### EXERCISE PROMPT
Gather every line holding the string "customers".

### RECORDED DATA
####

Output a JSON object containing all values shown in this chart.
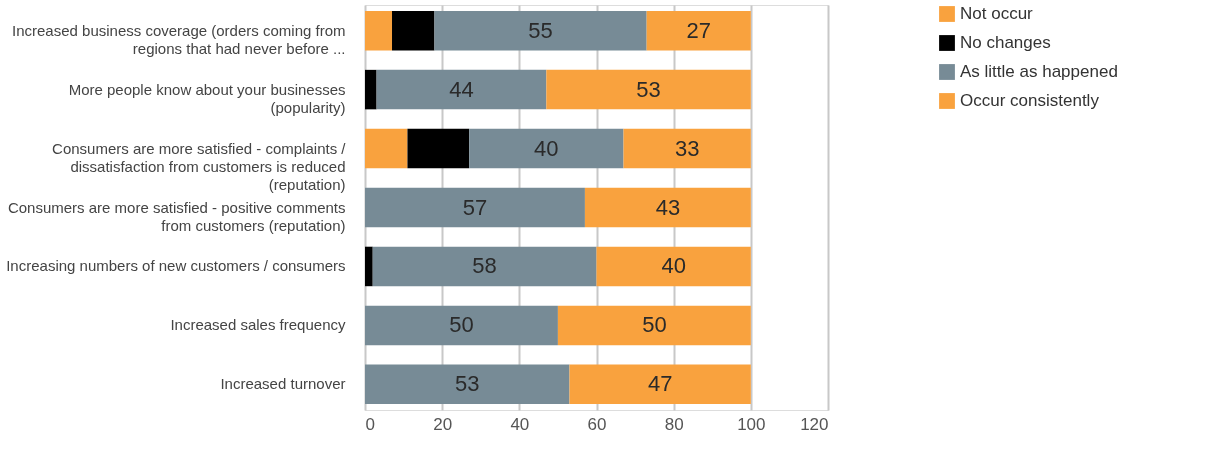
{
  "chart_data": {
    "type": "bar",
    "orientation": "horizontal",
    "stacked": true,
    "categories": [
      "Increased business coverage (orders coming from regions that had never before ...",
      "More people know about your businesses (popularity)",
      "Consumers are more satisfied - complaints / dissatisfaction from customers is reduced (reputation)",
      "Consumers are more satisfied - positive comments from customers (reputation)",
      "Increasing numbers of new customers / consumers",
      "Increased sales frequency",
      "Increased turnover"
    ],
    "series": [
      {
        "name": "Not occur",
        "color": "#f9a23e",
        "values": [
          7,
          0,
          11,
          0,
          0,
          0,
          0
        ],
        "value_labels": [
          null,
          null,
          null,
          null,
          null,
          null,
          null
        ]
      },
      {
        "name": "No changes",
        "color": "#000000",
        "values": [
          11,
          3,
          16,
          0,
          2,
          0,
          0
        ],
        "value_labels": [
          null,
          null,
          null,
          null,
          null,
          null,
          null
        ]
      },
      {
        "name": "As little as happened",
        "color": "#778b96",
        "values": [
          55,
          44,
          40,
          57,
          58,
          50,
          53
        ],
        "value_labels": [
          "55",
          "44",
          "40",
          "57",
          "58",
          "50",
          "53"
        ]
      },
      {
        "name": "Occur consistently",
        "color": "#f9a23e",
        "values": [
          27,
          53,
          33,
          43,
          40,
          50,
          47
        ],
        "value_labels": [
          "27",
          "53",
          "33",
          "43",
          "40",
          "50",
          "47"
        ]
      }
    ],
    "xlim": [
      0,
      120
    ],
    "xticks": [
      0,
      20,
      40,
      60,
      80,
      100,
      120
    ],
    "grid": "x",
    "legend": "right"
  }
}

####

### EXPECTED OUTPUT
      "Consumers are more satisfied - complaints / dissatisfaction from customers is reduced (reputation)",
      "Consumers are more satisfied - positive comments from customers (reputation)",
      "Increasing numbers of new customers / consumers",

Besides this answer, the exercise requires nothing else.